**SHORT TASK**
Search the material for the string "business", then return every line where it is found.

— Begin WORKING DATA —

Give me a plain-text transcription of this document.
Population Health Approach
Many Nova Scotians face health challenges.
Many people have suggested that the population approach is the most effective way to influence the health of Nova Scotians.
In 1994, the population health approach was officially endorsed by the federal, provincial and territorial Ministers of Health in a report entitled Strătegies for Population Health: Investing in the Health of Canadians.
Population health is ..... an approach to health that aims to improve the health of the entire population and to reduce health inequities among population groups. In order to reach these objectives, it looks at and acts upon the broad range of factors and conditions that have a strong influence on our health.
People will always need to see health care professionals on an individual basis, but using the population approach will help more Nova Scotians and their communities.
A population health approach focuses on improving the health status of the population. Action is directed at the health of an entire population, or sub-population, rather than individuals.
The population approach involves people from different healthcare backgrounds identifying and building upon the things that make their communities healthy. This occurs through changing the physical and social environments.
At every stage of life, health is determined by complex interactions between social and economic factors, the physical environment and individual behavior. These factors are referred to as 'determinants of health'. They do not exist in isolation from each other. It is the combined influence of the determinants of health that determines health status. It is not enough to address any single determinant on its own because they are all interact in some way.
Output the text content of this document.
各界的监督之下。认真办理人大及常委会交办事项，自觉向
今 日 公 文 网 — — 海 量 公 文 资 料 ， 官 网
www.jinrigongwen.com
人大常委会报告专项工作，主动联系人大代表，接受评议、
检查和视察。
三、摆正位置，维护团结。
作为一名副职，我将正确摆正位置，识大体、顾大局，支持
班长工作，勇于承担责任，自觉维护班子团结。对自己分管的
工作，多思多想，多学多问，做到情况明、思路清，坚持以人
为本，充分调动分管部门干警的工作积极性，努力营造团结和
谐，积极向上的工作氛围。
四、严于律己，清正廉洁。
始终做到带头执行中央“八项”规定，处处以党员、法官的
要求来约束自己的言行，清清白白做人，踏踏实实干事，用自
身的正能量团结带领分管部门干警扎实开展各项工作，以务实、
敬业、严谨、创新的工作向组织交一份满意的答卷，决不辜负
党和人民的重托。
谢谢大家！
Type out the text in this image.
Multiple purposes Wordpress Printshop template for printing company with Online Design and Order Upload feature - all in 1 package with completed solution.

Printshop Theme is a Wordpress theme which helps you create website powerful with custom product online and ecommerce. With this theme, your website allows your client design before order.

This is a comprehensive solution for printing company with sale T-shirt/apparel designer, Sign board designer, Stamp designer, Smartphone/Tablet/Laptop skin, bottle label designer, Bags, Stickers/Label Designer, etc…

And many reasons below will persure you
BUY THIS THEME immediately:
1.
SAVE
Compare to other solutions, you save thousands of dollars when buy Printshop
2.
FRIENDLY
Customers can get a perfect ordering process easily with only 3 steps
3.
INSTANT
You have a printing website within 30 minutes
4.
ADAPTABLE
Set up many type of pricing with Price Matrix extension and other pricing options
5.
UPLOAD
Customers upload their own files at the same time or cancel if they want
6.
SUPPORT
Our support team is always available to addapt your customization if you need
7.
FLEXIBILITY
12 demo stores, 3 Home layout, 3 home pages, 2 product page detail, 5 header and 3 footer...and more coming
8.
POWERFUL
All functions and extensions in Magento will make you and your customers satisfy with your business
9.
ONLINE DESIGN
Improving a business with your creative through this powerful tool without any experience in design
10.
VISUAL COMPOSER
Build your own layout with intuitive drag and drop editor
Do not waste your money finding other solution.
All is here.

— End WORKING DATA —

**IN RESPONSE**
All functions and extensions in Magento will make you and your customers satisfy with your business
Improving a business with your creative through this powerful tool without any experience in design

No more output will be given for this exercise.